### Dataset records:
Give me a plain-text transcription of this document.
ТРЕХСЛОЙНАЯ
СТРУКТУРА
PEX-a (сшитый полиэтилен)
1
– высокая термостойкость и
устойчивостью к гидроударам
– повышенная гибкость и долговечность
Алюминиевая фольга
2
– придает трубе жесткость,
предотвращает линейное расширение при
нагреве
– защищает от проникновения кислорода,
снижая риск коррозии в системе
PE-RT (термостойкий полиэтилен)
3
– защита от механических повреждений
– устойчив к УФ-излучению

### EXERCISE DESCRIPTION:
Retype the whole listing, matching it exactly.

### THE RESULT:
Give me a plain-text transcription of this document.
ТРЕХСЛОЙНАЯ
СТРУКТУРА
PEX-a (сшитый полиэтилен)
1
– высокая термостойкость и
устойчивостью к гидроударам
– повышенная гибкость и долговечность
Алюминиевая фольга
2
– придает трубе жесткость,
предотвращает линейное расширение при
нагреве
– защищает от проникновения кислорода,
снижая риск коррозии в системе
PE-RT (термостойкий полиэтилен)
3
– защита от механических повреждений
– устойчив к УФ-излучению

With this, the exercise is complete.